■ **Problem details**
Find the string "JSON" in the data, then copy every line where it is found.

■ **Input material**
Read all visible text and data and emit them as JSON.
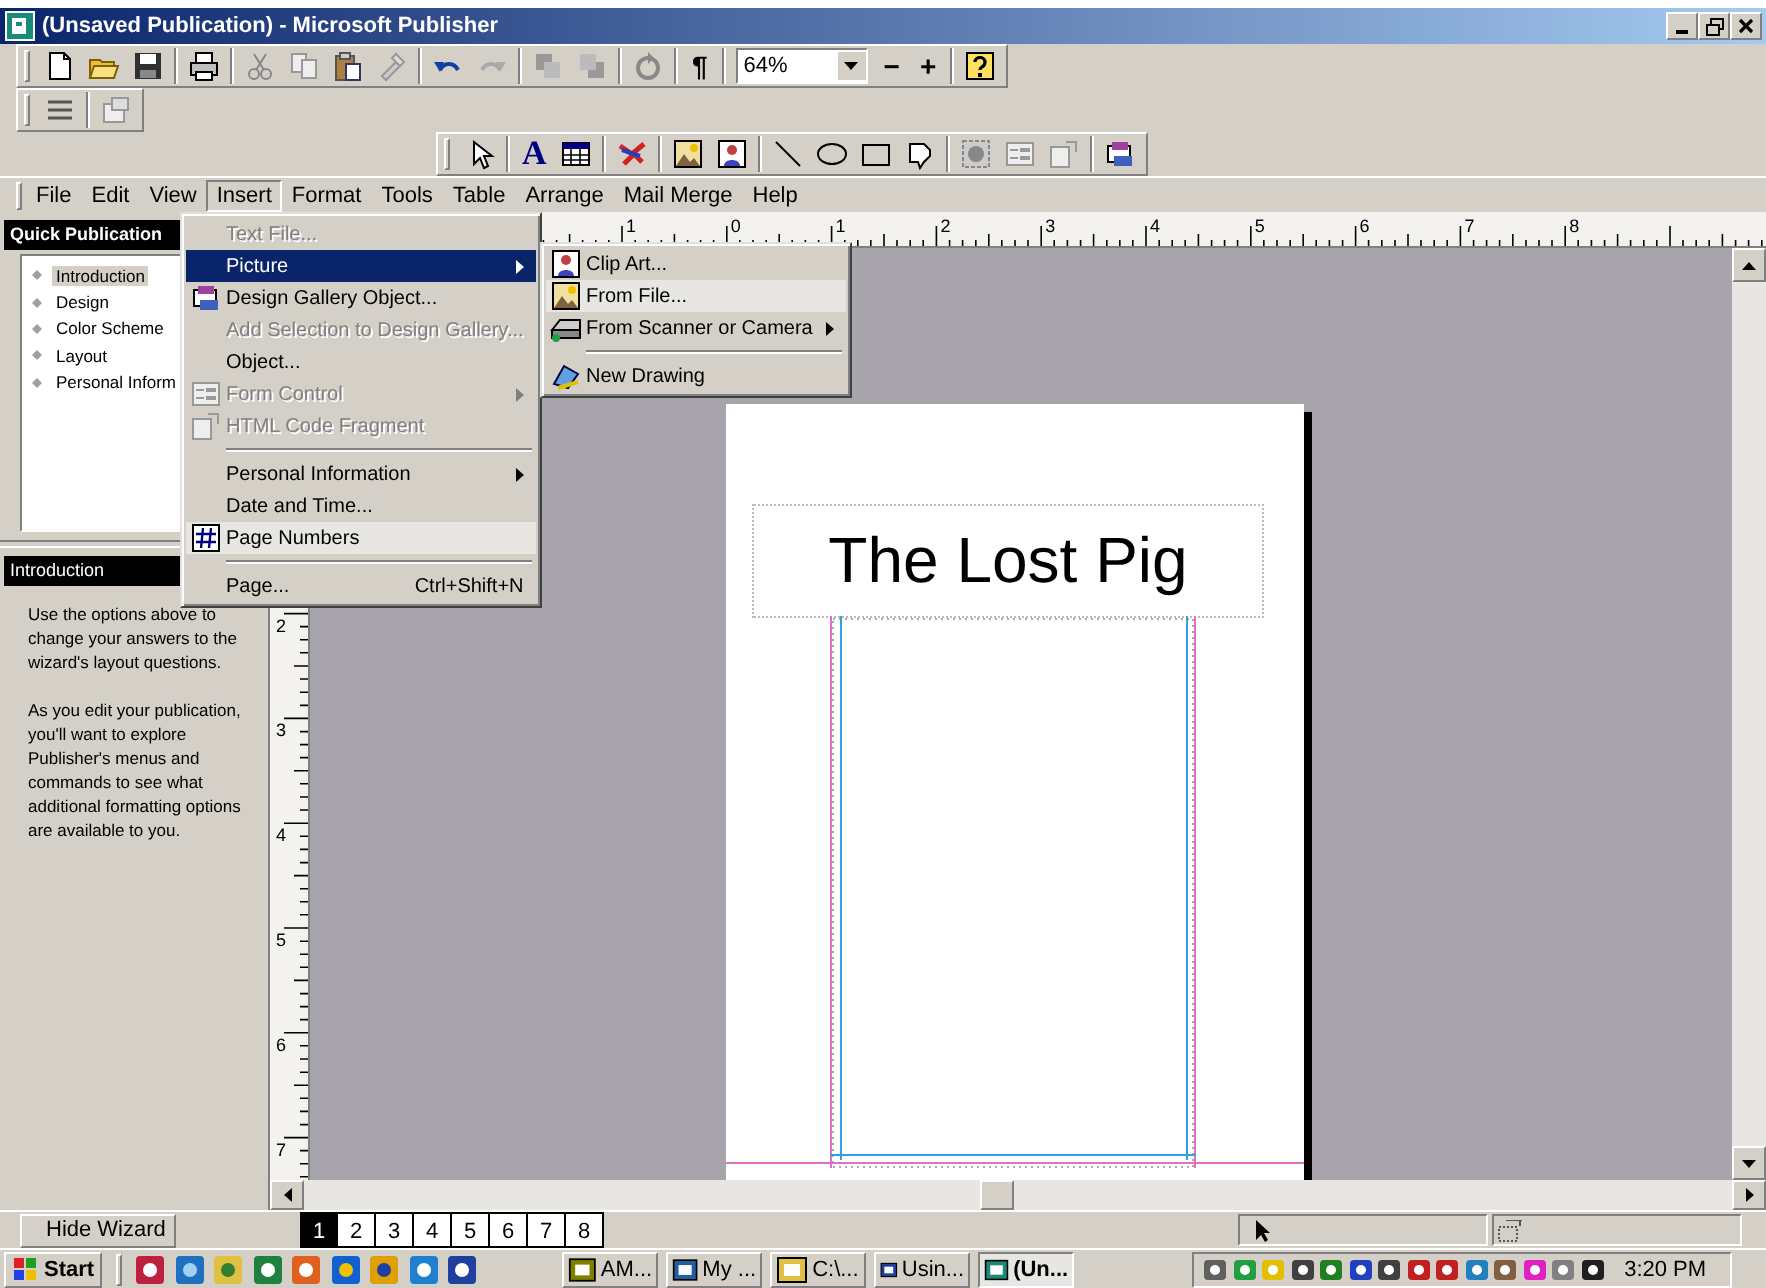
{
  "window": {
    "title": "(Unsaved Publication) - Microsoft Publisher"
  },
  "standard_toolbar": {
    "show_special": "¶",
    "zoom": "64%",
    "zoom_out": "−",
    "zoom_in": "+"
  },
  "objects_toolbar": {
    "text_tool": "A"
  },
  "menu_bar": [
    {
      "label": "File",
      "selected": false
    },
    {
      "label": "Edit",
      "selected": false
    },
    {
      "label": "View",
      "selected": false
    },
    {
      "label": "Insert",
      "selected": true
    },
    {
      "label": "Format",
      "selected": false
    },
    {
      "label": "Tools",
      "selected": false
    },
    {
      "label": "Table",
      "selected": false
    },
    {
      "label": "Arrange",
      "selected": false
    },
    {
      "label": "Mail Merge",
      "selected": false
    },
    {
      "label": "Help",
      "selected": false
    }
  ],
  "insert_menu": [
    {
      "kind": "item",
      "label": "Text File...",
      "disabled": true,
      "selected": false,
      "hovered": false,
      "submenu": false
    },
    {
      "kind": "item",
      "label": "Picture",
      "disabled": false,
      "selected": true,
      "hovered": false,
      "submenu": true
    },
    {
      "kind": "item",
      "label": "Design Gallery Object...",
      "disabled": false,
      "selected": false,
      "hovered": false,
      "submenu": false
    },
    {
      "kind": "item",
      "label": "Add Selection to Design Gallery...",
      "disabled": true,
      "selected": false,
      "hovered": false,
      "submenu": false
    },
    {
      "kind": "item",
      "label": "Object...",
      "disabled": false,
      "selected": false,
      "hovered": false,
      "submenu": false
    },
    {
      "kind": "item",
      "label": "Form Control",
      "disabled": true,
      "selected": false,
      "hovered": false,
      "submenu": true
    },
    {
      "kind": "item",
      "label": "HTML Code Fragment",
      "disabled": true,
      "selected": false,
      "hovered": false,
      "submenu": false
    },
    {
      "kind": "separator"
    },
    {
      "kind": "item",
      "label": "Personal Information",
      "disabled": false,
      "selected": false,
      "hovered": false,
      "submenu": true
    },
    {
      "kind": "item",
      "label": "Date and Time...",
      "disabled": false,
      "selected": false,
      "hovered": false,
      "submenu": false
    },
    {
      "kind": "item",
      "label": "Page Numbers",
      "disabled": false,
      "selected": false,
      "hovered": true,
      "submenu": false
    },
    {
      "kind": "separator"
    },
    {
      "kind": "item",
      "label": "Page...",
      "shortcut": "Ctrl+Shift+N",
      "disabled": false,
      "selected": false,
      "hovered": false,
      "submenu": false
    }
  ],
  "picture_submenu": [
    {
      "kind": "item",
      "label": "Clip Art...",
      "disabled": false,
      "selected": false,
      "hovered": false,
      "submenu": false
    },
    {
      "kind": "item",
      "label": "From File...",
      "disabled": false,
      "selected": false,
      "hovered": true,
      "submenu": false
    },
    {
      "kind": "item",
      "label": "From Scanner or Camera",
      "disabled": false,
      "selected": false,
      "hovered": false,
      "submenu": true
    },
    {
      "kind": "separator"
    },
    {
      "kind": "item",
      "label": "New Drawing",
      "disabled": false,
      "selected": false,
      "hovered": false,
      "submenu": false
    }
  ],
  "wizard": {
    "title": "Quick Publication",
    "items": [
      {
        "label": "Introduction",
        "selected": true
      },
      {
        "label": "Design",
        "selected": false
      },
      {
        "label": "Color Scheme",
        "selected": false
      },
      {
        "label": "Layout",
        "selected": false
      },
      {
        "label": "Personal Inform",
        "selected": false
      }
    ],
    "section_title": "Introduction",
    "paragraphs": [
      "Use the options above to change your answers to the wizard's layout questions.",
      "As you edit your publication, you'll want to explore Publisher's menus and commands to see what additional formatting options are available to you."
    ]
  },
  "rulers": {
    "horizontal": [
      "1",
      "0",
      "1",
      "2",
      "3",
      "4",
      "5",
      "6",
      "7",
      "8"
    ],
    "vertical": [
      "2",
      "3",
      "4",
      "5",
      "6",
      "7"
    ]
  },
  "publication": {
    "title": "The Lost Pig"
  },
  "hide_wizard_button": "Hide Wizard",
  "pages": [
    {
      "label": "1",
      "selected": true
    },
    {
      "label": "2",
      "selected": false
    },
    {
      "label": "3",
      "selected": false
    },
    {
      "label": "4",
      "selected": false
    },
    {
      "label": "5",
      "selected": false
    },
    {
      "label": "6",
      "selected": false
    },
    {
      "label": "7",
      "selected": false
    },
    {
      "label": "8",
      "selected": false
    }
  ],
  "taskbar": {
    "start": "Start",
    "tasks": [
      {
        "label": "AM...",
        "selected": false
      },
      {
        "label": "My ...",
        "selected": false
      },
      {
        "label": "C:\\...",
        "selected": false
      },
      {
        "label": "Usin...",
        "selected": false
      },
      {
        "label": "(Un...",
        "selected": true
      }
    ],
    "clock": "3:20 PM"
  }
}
* * *
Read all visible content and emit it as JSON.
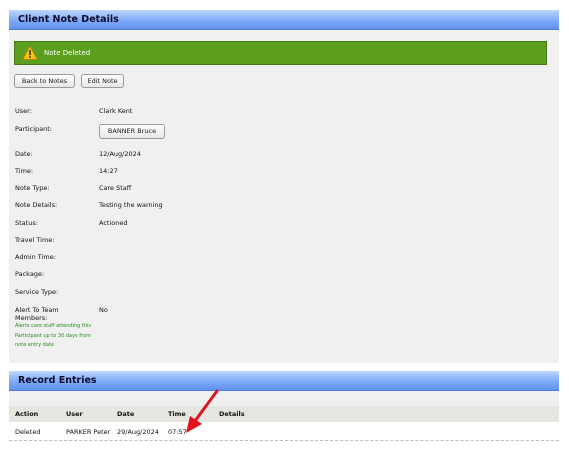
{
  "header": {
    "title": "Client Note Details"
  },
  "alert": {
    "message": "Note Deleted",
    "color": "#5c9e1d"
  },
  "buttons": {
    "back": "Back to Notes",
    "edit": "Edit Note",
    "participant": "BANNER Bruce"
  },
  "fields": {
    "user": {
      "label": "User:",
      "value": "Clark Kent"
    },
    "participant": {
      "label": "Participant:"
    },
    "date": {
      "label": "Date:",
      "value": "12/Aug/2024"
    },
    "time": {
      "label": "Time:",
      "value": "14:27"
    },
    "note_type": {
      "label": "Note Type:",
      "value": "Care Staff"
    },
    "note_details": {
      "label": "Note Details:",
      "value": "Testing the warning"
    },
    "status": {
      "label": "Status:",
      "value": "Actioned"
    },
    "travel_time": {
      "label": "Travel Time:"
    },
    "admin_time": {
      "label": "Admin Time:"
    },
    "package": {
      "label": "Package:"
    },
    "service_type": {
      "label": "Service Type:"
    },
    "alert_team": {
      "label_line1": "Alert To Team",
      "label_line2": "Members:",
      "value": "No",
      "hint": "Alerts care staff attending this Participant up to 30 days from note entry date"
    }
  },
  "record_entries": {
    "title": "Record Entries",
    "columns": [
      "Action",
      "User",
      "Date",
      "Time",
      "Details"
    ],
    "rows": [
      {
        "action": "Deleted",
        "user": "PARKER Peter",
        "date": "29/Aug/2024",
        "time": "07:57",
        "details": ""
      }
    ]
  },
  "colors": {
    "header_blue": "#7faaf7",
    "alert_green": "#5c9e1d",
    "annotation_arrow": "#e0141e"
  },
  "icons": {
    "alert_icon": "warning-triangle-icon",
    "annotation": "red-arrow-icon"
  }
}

■ **Answer for this exercise**
Read all visible text and data and emit them as JSON.
Read all visible content and emit it as JSON.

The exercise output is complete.